§ **Extrait**
★ ★ ★ ★ ★

C’est une question que Kant se pose dans sa « Critique de la raison pure »(5). Dans sa réponse il évoque le classement que nous opérons sur nos sensations grâce à nos capacités innées, possibilité qui existe « a priori » c’est à dire avant même toute expérience du monde. Au contraire, ce que nous apprenons à la suite d’une expérience est nommé « a posteriori ». Par exemple si nous n’avions pas en nous de façon innée la capacité de reconnaître un objet proche d’un objet lointain, il nous serait impossible de posséder l’idée de distance. Nous pouvons ainsi d’emblée ( a priori dit -il) ordonner le divers des sensations. En particulier tout ce que nous percevons est situé dans le temps. Pour tout ce que nous ressentons il y a un « avant », un « après » et un « simultanément », temps que Kant nomme « la forme a priori du sens interne ». Pour lui le temps n’est pas une donnée objective du monde mais appartient à notre perception, nous « ressentons » le temps même les yeux fermés et sans aucune information externe. Bien sûr nous constatons que la nature « passe », que les vivants vieillissent, que les montagnes s’érodent, mais il s’agit tout d’abord de modifications, de changements dont nous pouvons témoigner objectivement. Le temps lui reste insaisissable de façon objective, seul l’est le mouvement de l’aiguille de la montre ou de la vibration du quartz.

★ ★ ★ ★ ★

§ **Consigne**
Poursuivez le passage sur Kant et la perception du temps à partir de sa dernière phrase.

★ ★ ★ ★ ★

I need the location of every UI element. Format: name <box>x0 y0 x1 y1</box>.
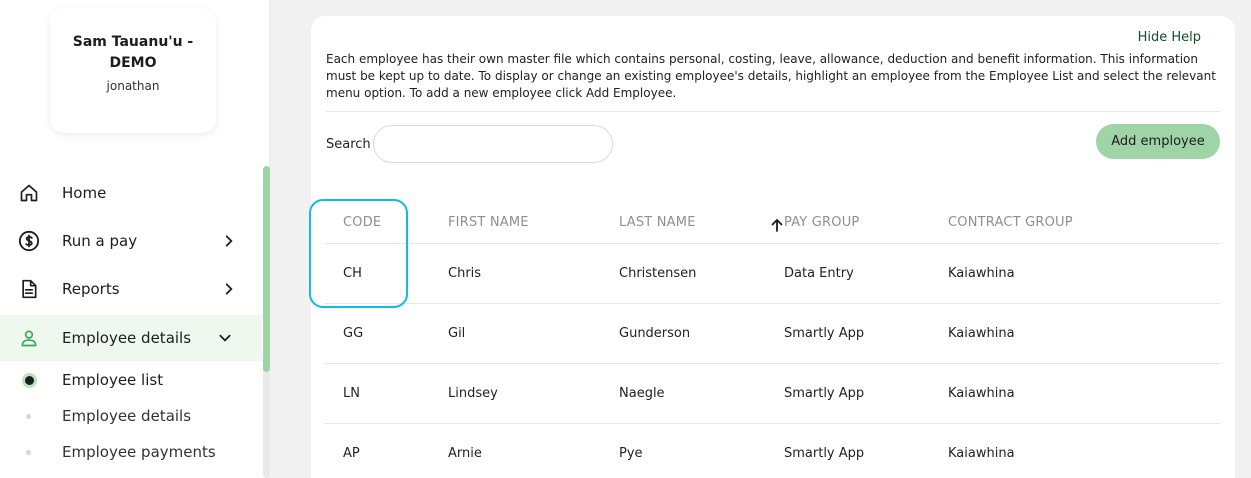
search-label: Search <box>326 137 371 152</box>
cell-pay-group: Smartly App <box>784 446 865 461</box>
subnav-item-employee-details[interactable]: Employee details <box>0 398 262 434</box>
column-header-pay-group[interactable]: PAY GROUP <box>784 215 859 230</box>
cell-pay-group: Smartly App <box>784 326 865 341</box>
sidebar-item-label: Employee details <box>62 329 192 347</box>
cell-code: CH <box>343 266 362 281</box>
profile-card[interactable]: Sam Tauanu'u - DEMO jonathan <box>50 8 216 133</box>
employee-list-panel: Hide Help Each employee has their own ma… <box>311 16 1235 478</box>
subnav-item-label: Employee details <box>62 407 192 425</box>
employee-table: CODE FIRST NAME LAST NAME PAY GROUP CONT… <box>325 200 1220 478</box>
dollar-circle-icon <box>18 230 40 252</box>
subnav-item-label: Employee list <box>62 371 164 389</box>
cell-pay-group: Data Entry <box>784 266 854 281</box>
cell-last-name: Pye <box>619 446 643 461</box>
sidebar-scrollbar-thumb[interactable] <box>263 166 270 372</box>
table-row[interactable]: GG Gil Gunderson Smartly App Kaiawhina <box>325 304 1220 364</box>
search-input[interactable] <box>373 125 613 163</box>
profile-username: jonathan <box>106 79 160 93</box>
cell-last-name: Naegle <box>619 386 665 401</box>
document-icon <box>18 278 40 300</box>
current-indicator-icon <box>25 375 34 385</box>
person-icon <box>18 327 40 349</box>
cell-first-name: Arnie <box>448 446 482 461</box>
chevron-right-icon <box>220 232 238 250</box>
table-row[interactable]: CH Chris Christensen Data Entry Kaiawhin… <box>325 244 1220 304</box>
sidebar-item-run-a-pay[interactable]: Run a pay <box>0 218 262 264</box>
sidebar-item-label: Run a pay <box>62 232 138 250</box>
cell-last-name: Christensen <box>619 266 697 281</box>
cell-contract-group: Kaiawhina <box>948 446 1015 461</box>
sidebar-item-label: Reports <box>62 280 120 298</box>
cell-contract-group: Kaiawhina <box>948 386 1015 401</box>
chevron-right-icon <box>220 280 238 298</box>
cell-first-name: Chris <box>448 266 482 281</box>
cell-contract-group: Kaiawhina <box>948 266 1015 281</box>
profile-name: Sam Tauanu'u - DEMO <box>72 34 194 71</box>
bullet-icon <box>26 413 31 419</box>
sidebar-item-employee-details[interactable]: Employee details <box>0 315 262 361</box>
help-text: Each employee has their own master file … <box>326 52 1216 100</box>
column-header-contract-group[interactable]: CONTRACT GROUP <box>948 215 1073 230</box>
sidebar: Sam Tauanu'u - DEMO jonathan Home Run a … <box>0 0 270 478</box>
sort-ascending-icon[interactable] <box>771 217 783 232</box>
add-employee-button[interactable]: Add employee <box>1096 124 1220 159</box>
table-row[interactable]: LN Lindsey Naegle Smartly App Kaiawhina <box>325 364 1220 424</box>
sidebar-item-label: Home <box>62 184 107 202</box>
subnav-item-label: Employee payments <box>62 443 216 461</box>
cell-code: LN <box>343 386 360 401</box>
cell-pay-group: Smartly App <box>784 386 865 401</box>
sidebar-item-reports[interactable]: Reports <box>0 266 262 312</box>
table-header: CODE FIRST NAME LAST NAME PAY GROUP CONT… <box>325 200 1220 244</box>
sidebar-item-home[interactable]: Home <box>0 170 262 216</box>
column-header-last-name[interactable]: LAST NAME <box>619 215 696 230</box>
cell-first-name: Gil <box>448 326 466 341</box>
cell-contract-group: Kaiawhina <box>948 326 1015 341</box>
hide-help-link[interactable]: Hide Help <box>1138 30 1201 45</box>
cell-last-name: Gunderson <box>619 326 691 341</box>
column-header-code[interactable]: CODE <box>343 215 381 230</box>
subnav-item-employee-payments[interactable]: Employee payments <box>0 434 262 470</box>
subnav-item-employee-list[interactable]: Employee list <box>0 362 262 398</box>
table-row[interactable]: AP Arnie Pye Smartly App Kaiawhina <box>325 424 1220 478</box>
cell-code: GG <box>343 326 364 341</box>
column-header-first-name[interactable]: FIRST NAME <box>448 215 529 230</box>
cell-first-name: Lindsey <box>448 386 498 401</box>
home-icon <box>18 182 40 204</box>
bullet-icon <box>26 449 31 455</box>
divider <box>326 111 1220 112</box>
chevron-down-icon <box>216 329 234 347</box>
cell-code: AP <box>343 446 360 461</box>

★ ★ ★ ★ ★

§ **Corrigé**
Mais nous possédons aussi une forme a priori du « sens externe », l’espace, qui consiste à placer tout ce que nous percevons dans un arrangement à trois dimensions. Comme pour le temps il est difficile de témoigner de l’espace de façon objective, on ne mesure jamais l’espace mais ce qui est dans l’espace. Ces deux sens a priori, qui existent en nous indépendamment et avant toute expérience du monde sont nommés des « formes pures » de la représentation, des intuitions « pures ». Le temps et l’espace servent de fondement à toutes les intuitions, c’est à dire à toutes les connaissance immédiates que nous tirons du monde par les sensations.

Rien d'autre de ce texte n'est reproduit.